» Exercise brief: Gather the lines below that include the string "Разработка", copying each in full.

━━━━━ Dataset entries ━━━━━

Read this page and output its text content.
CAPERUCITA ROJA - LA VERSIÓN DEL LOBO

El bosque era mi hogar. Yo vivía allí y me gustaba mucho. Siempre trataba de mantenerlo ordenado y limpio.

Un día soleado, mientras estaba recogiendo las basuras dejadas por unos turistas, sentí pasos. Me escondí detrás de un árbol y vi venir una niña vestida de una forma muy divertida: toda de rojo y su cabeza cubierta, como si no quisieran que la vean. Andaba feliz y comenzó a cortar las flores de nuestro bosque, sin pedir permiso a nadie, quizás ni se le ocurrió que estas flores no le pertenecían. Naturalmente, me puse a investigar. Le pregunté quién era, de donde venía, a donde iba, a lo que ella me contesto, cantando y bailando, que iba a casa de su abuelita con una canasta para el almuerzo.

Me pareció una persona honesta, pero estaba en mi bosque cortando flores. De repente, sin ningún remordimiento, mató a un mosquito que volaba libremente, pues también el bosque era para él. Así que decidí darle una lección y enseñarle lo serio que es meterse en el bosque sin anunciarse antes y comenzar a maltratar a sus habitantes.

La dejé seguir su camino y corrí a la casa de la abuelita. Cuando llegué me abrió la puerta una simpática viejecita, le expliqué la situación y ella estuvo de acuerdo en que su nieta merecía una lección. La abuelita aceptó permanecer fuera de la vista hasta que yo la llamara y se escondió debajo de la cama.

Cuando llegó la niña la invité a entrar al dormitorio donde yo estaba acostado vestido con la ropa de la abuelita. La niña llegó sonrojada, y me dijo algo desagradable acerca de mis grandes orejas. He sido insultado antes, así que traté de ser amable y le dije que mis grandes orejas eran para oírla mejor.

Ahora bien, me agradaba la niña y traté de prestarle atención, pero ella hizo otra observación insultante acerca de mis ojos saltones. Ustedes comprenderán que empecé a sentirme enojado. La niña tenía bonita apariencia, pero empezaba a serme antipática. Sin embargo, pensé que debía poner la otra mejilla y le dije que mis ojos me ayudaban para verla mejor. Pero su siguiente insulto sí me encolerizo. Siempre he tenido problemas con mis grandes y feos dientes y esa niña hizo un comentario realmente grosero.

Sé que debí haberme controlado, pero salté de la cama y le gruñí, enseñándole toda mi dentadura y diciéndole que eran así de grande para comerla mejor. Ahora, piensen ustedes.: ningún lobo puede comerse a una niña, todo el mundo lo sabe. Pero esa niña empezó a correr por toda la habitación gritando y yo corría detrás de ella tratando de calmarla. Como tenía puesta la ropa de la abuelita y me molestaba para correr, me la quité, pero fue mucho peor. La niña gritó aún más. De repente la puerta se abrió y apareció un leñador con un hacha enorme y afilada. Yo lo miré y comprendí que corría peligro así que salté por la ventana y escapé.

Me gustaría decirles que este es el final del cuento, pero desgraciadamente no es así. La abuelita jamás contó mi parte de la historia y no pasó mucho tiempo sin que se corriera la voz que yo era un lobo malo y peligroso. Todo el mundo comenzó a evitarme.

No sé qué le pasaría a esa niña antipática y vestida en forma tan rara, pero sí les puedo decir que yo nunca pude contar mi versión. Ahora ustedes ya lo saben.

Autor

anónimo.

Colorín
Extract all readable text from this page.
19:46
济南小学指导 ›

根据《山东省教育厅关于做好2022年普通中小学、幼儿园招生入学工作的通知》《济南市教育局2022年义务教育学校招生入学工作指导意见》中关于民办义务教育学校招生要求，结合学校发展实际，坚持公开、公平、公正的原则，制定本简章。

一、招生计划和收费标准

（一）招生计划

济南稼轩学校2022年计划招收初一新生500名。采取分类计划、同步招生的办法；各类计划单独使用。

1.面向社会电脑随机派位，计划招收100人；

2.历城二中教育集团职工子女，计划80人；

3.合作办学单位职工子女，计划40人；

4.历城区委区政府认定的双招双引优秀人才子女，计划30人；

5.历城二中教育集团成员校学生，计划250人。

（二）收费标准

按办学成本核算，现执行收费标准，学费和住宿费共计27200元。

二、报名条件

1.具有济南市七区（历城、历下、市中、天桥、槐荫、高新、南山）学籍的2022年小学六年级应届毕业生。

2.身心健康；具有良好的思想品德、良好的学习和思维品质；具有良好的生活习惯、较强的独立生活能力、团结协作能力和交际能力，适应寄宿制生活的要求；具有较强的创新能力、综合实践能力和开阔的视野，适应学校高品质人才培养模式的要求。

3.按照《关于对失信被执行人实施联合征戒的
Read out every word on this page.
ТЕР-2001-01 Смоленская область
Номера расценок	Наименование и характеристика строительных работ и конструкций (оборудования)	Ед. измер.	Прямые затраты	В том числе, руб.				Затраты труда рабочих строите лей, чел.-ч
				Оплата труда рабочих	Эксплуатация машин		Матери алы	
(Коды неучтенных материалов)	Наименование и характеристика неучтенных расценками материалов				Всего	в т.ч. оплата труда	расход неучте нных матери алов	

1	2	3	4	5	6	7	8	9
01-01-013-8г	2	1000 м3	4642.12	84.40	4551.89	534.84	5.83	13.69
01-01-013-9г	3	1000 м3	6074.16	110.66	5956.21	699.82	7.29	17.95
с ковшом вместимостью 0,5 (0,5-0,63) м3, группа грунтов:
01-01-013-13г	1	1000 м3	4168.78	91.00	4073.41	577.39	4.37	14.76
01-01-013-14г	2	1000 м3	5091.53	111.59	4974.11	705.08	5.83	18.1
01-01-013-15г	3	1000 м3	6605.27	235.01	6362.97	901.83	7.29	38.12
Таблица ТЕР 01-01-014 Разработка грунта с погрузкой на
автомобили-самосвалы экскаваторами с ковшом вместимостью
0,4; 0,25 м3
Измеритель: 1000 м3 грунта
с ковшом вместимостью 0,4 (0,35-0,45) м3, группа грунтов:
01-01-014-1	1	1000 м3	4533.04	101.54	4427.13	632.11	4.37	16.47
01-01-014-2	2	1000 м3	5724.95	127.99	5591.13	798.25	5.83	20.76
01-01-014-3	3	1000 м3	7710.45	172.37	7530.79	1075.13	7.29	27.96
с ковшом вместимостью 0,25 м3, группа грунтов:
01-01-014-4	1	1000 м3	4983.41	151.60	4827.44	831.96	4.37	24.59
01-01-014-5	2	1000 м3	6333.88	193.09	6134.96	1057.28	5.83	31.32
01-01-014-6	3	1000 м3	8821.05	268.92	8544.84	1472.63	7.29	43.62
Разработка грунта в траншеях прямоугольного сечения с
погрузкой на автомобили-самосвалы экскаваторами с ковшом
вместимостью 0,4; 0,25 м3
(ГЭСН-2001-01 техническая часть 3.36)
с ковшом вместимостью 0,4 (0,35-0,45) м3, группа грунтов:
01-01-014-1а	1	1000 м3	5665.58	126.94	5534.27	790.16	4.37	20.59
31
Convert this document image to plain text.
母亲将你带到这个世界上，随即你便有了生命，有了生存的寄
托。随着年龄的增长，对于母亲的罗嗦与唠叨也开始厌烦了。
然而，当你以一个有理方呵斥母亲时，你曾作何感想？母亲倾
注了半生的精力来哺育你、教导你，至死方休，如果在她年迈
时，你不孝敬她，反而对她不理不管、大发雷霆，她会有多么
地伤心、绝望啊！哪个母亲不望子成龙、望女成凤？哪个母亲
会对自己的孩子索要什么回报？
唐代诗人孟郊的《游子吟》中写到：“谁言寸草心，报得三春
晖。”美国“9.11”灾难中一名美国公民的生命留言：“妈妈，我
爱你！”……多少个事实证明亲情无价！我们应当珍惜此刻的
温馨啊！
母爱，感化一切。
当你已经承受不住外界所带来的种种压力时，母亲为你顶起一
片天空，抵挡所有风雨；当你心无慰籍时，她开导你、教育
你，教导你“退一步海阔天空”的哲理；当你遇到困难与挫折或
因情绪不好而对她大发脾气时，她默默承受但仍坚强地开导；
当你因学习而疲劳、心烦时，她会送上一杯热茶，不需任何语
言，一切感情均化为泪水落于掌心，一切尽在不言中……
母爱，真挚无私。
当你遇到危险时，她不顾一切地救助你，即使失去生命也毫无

━━━━━

» Answer to the problem:
Таблица ТЕР 01-01-014 Разработка грунта с погрузкой на
Разработка грунта в траншеях прямоугольного сечения с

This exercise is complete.